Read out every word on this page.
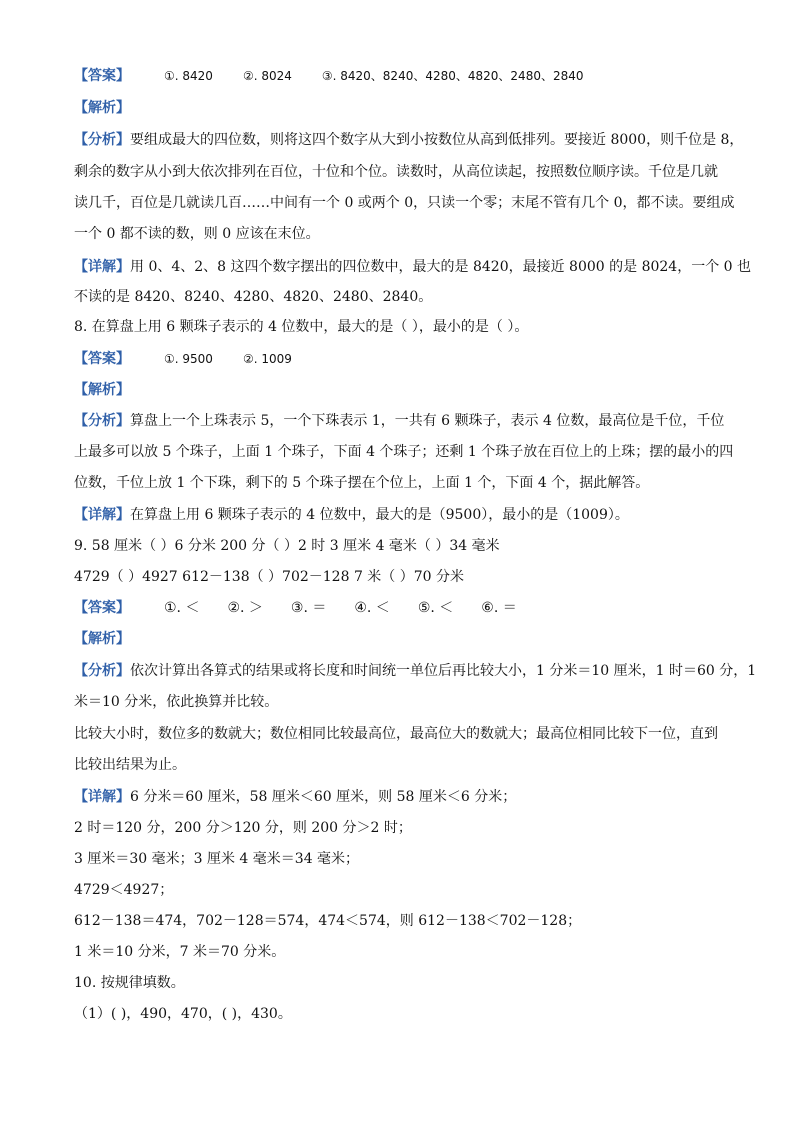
【答案】	①. 8420	②. 8024	③. 8420、8240、4280、4820、2480、2840
【解析】
【分析】要组成最大的四位数，则将这四个数字从大到小按数位从高到低排列。要接近 8000，则千位是 8，
剩余的数字从小到大依次排列在百位，十位和个位。读数时，从高位读起，按照数位顺序读。千位是几就
读几千，百位是几就读几百……中间有一个 0 或两个 0，只读一个零；末尾不管有几个 0，都不读。要组成
一个 0 都不读的数，则 0 应该在末位。
【详解】用 0、4、2、8 这四个数字摆出的四位数中，最大的是 8420，最接近 8000 的是 8024，一个 0 也
不读的是 8420、8240、4280、4820、2480、2840。
8. 在算盘上用 6 颗珠子表示的 4 位数中，最大的是（ ），最小的是（ ）。
【答案】	①. 9500	②. 1009
【解析】
【分析】算盘上一个上珠表示 5，一个下珠表示 1，一共有 6 颗珠子，表示 4 位数，最高位是千位，千位
上最多可以放 5 个珠子，上面 1 个珠子，下面 4 个珠子；还剩 1 个珠子放在百位上的上珠；摆的最小的四
位数，千位上放 1 个下珠，剩下的 5 个珠子摆在个位上，上面 1 个，下面 4 个，据此解答。
【详解】在算盘上用 6 颗珠子表示的 4 位数中，最大的是（9500），最小的是（1009）。
9. 58 厘米（ ）6 分米 200 分（ ）2 时 3 厘米 4 毫米（ ）34 毫米
4729（ ）4927 612－138（ ）702－128 7 米（ ）70 分米
【答案】 ①. ＜ ②. ＞ ③. ＝ ④. ＜ ⑤. ＜ ⑥. ＝
【解析】
【分析】依次计算出各算式的结果或将长度和时间统一单位后再比较大小，1 分米＝10 厘米，1 时＝60 分，1
米＝10 分米，依此换算并比较。
比较大小时，数位多的数就大；数位相同比较最高位，最高位大的数就大；最高位相同比较下一位，直到
比较出结果为止。
【详解】6 分米＝60 厘米，58 厘米＜60 厘米，则 58 厘米＜6 分米；
2 时＝120 分，200 分＞120 分，则 200 分＞2 时；
3 厘米＝30 毫米；3 厘米 4 毫米＝34 毫米；
4729＜4927；
612－138＝474，702－128＝574，474＜574，则 612－138＜702－128；
1 米＝10 分米，7 米＝70 分米。
10. 按规律填数。
（1）( )，490，470，( )，430。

=-=-=

▶ [THE PROBLEM]
Copy the records exactly as they appear, excluding images.

▶ [TASK RESPONSE]
Read out every word on this page.
【答案】	①. 8420	②. 8024	③. 8420、8240、4280、4820、2480、2840
【解析】
【分析】要组成最大的四位数，则将这四个数字从大到小按数位从高到低排列。要接近 8000，则千位是 8，
剩余的数字从小到大依次排列在百位，十位和个位。读数时，从高位读起，按照数位顺序读。千位是几就
读几千，百位是几就读几百……中间有一个 0 或两个 0，只读一个零；末尾不管有几个 0，都不读。要组成
一个 0 都不读的数，则 0 应该在末位。
【详解】用 0、4、2、8 这四个数字摆出的四位数中，最大的是 8420，最接近 8000 的是 8024，一个 0 也
不读的是 8420、8240、4280、4820、2480、2840。
8. 在算盘上用 6 颗珠子表示的 4 位数中，最大的是（ ），最小的是（ ）。
【答案】	①. 9500	②. 1009
【解析】
【分析】算盘上一个上珠表示 5，一个下珠表示 1，一共有 6 颗珠子，表示 4 位数，最高位是千位，千位
上最多可以放 5 个珠子，上面 1 个珠子，下面 4 个珠子；还剩 1 个珠子放在百位上的上珠；摆的最小的四
位数，千位上放 1 个下珠，剩下的 5 个珠子摆在个位上，上面 1 个，下面 4 个，据此解答。
【详解】在算盘上用 6 颗珠子表示的 4 位数中，最大的是（9500），最小的是（1009）。
9. 58 厘米（ ）6 分米 200 分（ ）2 时 3 厘米 4 毫米（ ）34 毫米
4729（ ）4927 612－138（ ）702－128 7 米（ ）70 分米
【答案】 ①. ＜ ②. ＞ ③. ＝ ④. ＜ ⑤. ＜ ⑥. ＝
【解析】
【分析】依次计算出各算式的结果或将长度和时间统一单位后再比较大小，1 分米＝10 厘米，1 时＝60 分，1
米＝10 分米，依此换算并比较。
比较大小时，数位多的数就大；数位相同比较最高位，最高位大的数就大；最高位相同比较下一位，直到
比较出结果为止。
【详解】6 分米＝60 厘米，58 厘米＜60 厘米，则 58 厘米＜6 分米；
2 时＝120 分，200 分＞120 分，则 200 分＞2 时；
3 厘米＝30 毫米；3 厘米 4 毫米＝34 毫米；
4729＜4927；
612－138＝474，702－128＝574，474＜574，则 612－138＜702－128；
1 米＝10 分米，7 米＝70 分米。
10. 按规律填数。
（1）( )，490，470，( )，430。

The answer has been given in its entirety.